Recorded data

────────────────

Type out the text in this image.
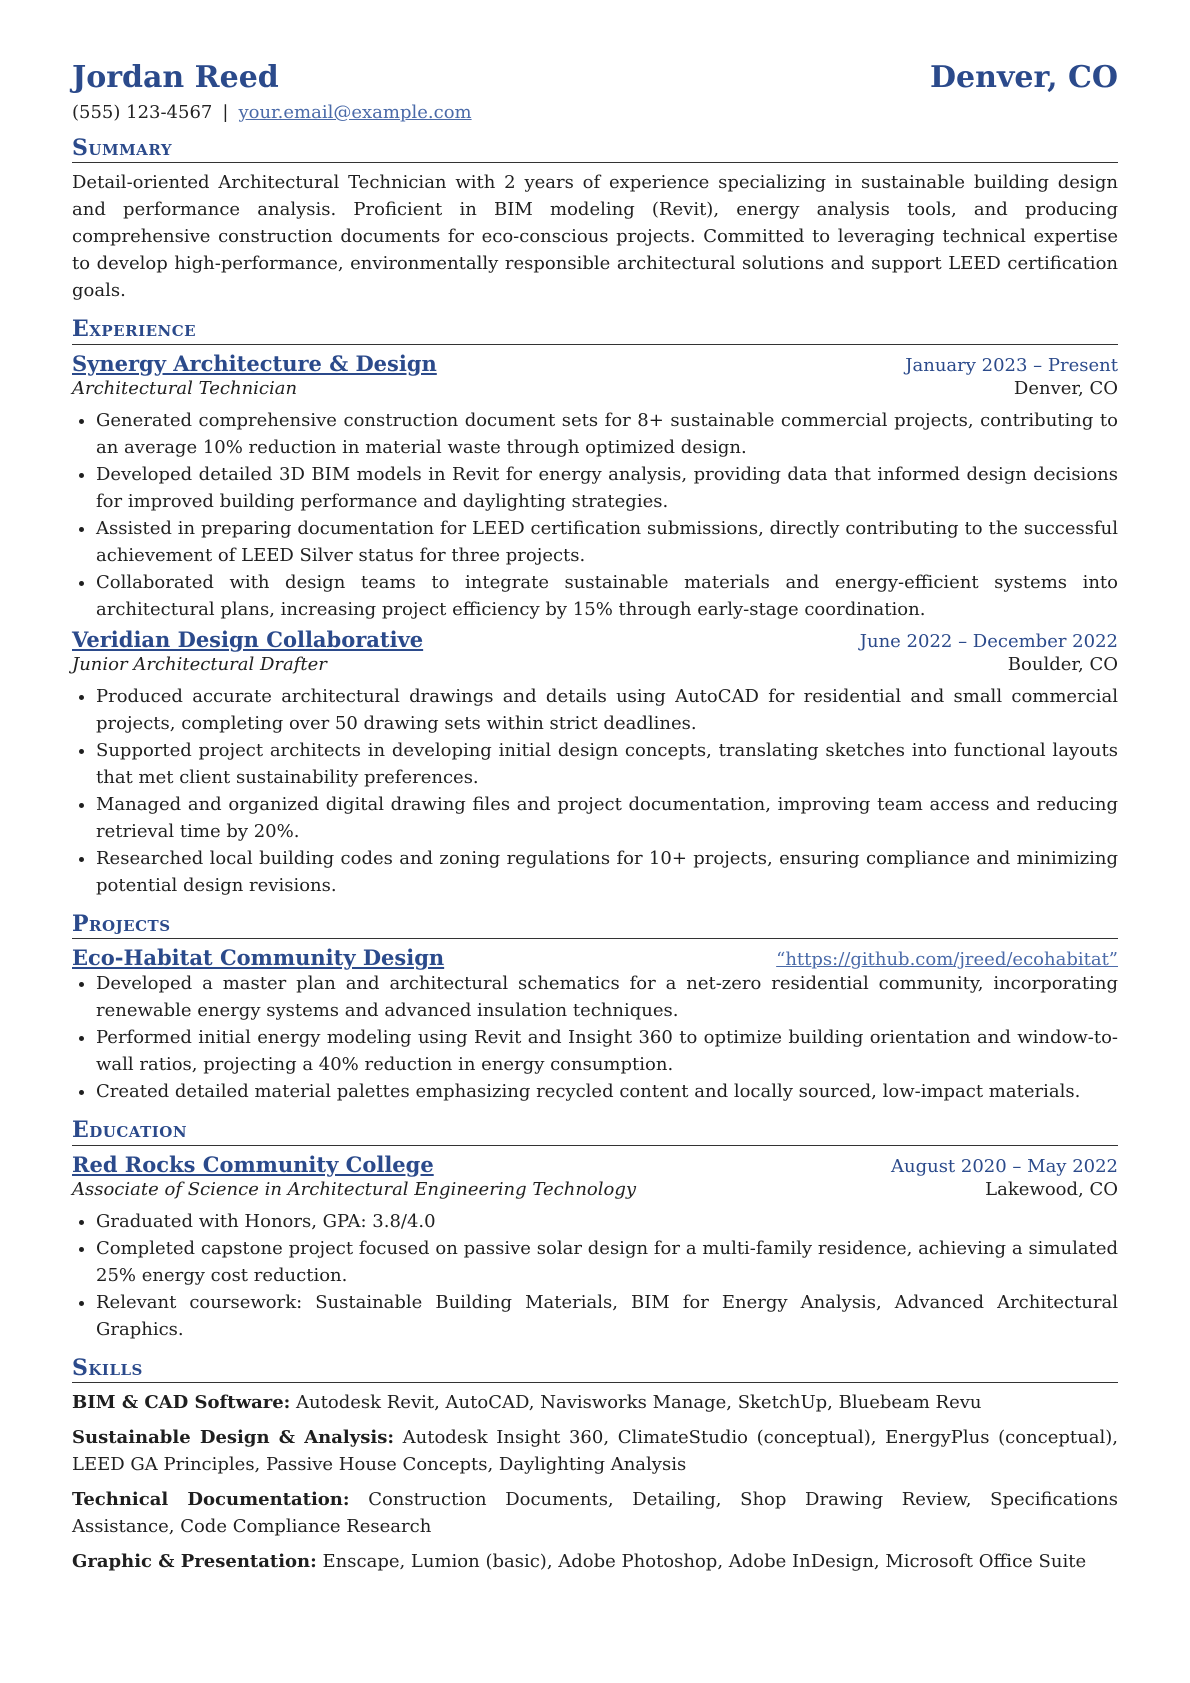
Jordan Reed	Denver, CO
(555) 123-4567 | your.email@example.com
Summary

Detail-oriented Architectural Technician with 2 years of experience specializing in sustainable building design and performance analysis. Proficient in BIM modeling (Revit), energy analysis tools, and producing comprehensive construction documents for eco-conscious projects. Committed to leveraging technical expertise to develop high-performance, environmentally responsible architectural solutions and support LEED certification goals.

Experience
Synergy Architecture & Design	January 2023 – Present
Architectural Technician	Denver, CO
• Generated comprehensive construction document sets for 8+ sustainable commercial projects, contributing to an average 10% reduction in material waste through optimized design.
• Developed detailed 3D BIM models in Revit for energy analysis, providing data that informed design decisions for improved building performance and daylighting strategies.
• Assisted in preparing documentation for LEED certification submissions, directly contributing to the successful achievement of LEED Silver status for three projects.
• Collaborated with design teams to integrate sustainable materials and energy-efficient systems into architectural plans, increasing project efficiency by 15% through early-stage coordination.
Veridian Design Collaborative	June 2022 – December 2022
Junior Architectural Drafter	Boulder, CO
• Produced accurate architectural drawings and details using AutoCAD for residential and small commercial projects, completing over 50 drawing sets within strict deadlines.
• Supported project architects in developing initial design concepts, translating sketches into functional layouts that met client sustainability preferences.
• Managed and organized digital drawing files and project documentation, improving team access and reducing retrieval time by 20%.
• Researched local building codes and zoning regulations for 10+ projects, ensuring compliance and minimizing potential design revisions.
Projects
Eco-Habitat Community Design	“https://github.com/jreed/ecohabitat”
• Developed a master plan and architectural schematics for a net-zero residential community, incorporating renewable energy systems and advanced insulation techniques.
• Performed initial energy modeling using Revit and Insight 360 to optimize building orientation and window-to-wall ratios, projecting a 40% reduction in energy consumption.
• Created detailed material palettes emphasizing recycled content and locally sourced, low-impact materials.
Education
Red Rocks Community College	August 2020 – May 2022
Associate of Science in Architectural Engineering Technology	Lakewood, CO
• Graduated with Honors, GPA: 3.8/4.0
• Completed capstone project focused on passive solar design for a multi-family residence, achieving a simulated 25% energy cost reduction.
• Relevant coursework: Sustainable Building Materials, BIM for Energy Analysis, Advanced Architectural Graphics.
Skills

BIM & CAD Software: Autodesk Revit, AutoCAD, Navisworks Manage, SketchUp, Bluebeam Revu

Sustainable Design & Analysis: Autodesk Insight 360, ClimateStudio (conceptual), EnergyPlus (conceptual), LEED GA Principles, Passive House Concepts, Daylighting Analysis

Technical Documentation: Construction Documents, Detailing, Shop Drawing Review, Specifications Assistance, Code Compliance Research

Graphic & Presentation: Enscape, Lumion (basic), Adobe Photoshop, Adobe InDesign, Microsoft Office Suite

────────────────

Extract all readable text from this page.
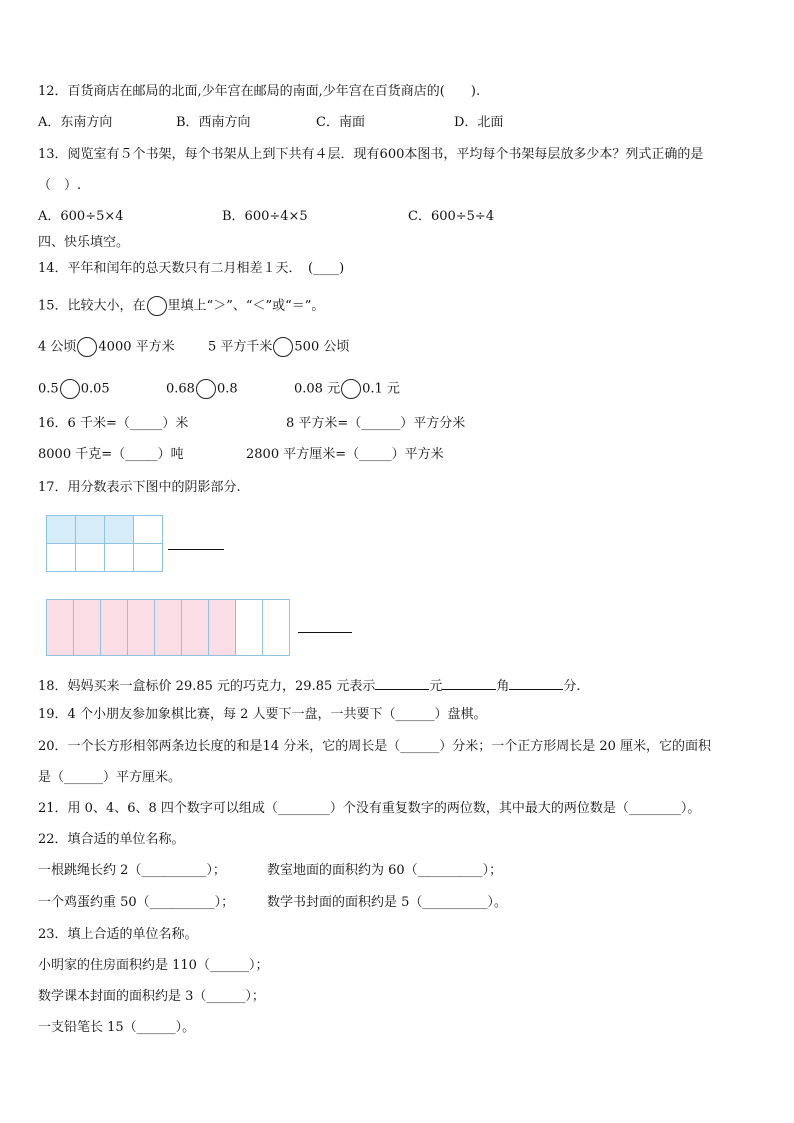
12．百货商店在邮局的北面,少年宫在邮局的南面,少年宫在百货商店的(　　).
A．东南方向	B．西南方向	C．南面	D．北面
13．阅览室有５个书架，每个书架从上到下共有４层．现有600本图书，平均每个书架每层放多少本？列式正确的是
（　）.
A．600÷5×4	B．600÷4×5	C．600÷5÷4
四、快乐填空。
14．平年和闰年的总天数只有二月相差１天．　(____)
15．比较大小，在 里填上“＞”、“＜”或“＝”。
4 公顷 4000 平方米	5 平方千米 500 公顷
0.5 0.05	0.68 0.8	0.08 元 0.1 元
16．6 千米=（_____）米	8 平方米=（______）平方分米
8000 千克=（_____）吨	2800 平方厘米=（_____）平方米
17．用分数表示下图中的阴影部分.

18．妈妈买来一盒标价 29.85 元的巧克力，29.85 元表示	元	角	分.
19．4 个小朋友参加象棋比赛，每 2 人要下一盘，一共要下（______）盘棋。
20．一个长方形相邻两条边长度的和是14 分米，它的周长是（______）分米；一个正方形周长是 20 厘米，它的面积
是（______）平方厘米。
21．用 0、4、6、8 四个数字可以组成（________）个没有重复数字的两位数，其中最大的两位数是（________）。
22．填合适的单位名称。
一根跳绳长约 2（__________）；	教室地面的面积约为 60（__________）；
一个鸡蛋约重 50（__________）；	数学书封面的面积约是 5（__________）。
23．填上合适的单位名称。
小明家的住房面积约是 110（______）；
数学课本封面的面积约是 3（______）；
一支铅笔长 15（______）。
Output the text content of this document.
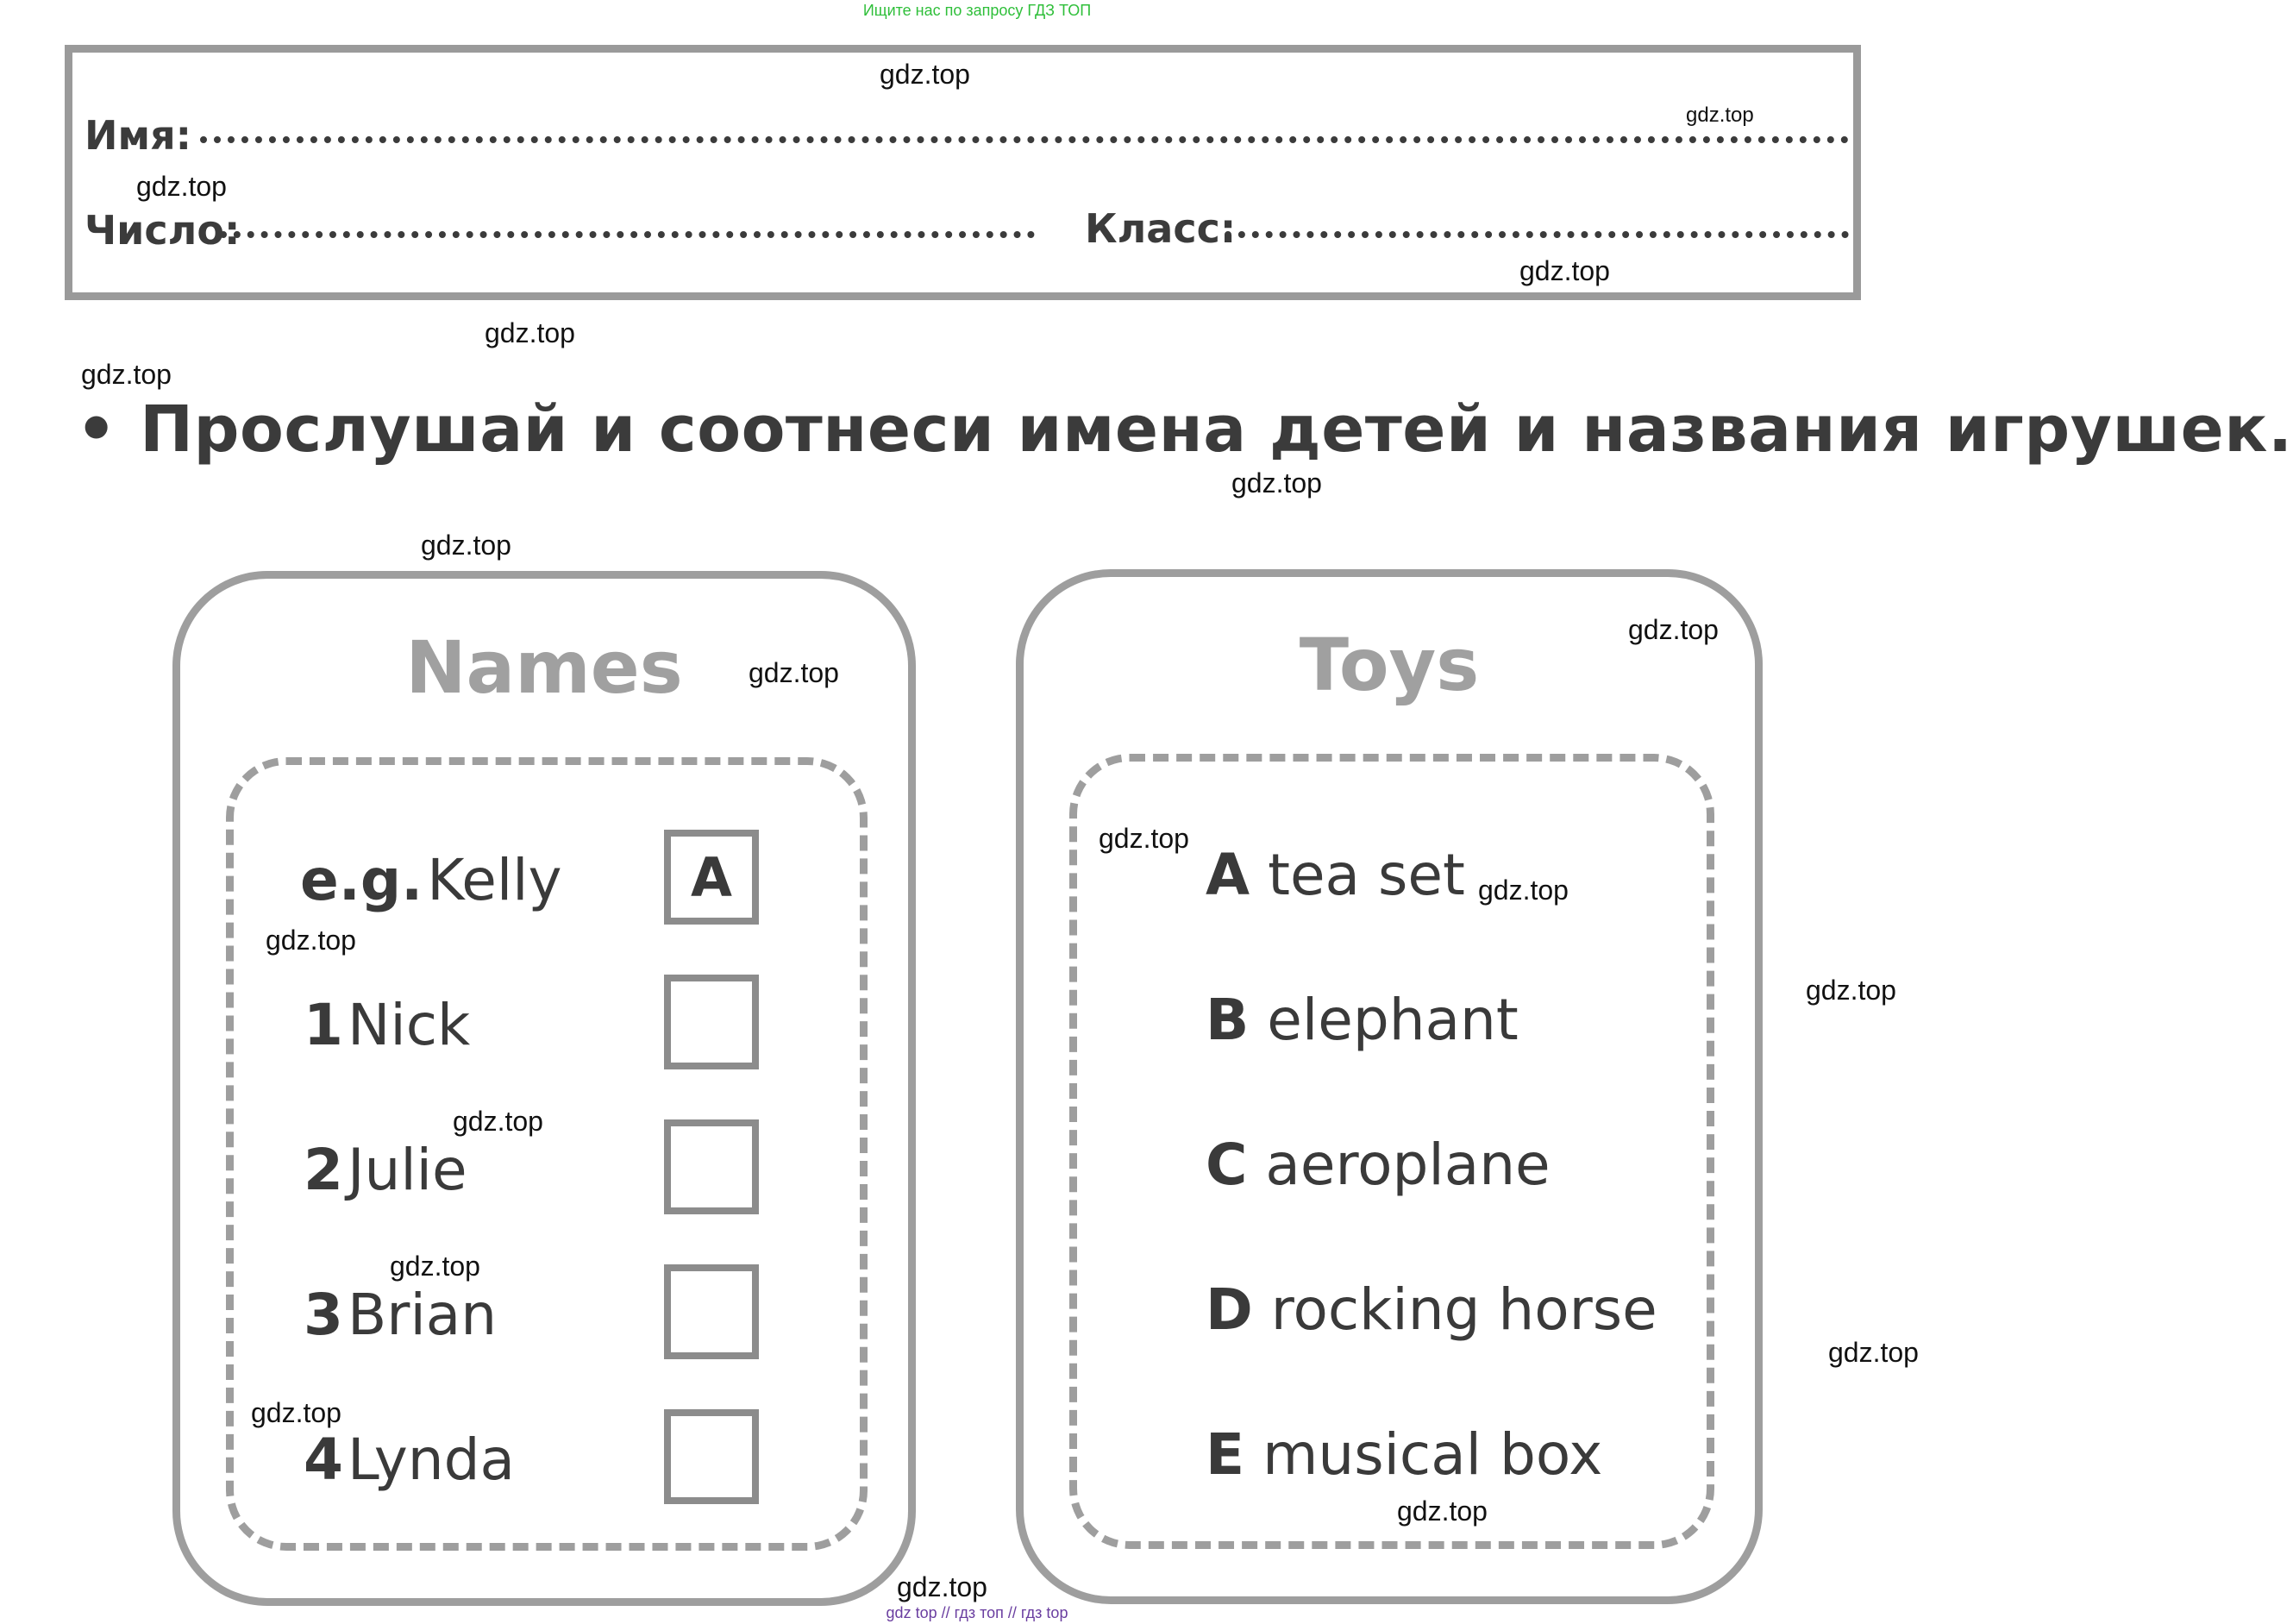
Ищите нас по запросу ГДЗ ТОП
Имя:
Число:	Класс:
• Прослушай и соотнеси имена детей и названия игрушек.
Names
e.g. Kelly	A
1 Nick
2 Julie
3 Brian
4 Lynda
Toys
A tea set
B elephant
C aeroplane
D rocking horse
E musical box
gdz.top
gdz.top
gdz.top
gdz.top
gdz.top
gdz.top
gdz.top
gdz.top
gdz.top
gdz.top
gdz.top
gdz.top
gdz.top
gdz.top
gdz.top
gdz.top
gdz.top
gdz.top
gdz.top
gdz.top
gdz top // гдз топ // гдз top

────────────────

◆ **SET PROBLEM**
Check each line above for the string "systems" and report how many lines have it, giving only the number.

◆ **FINAL RESULT**
2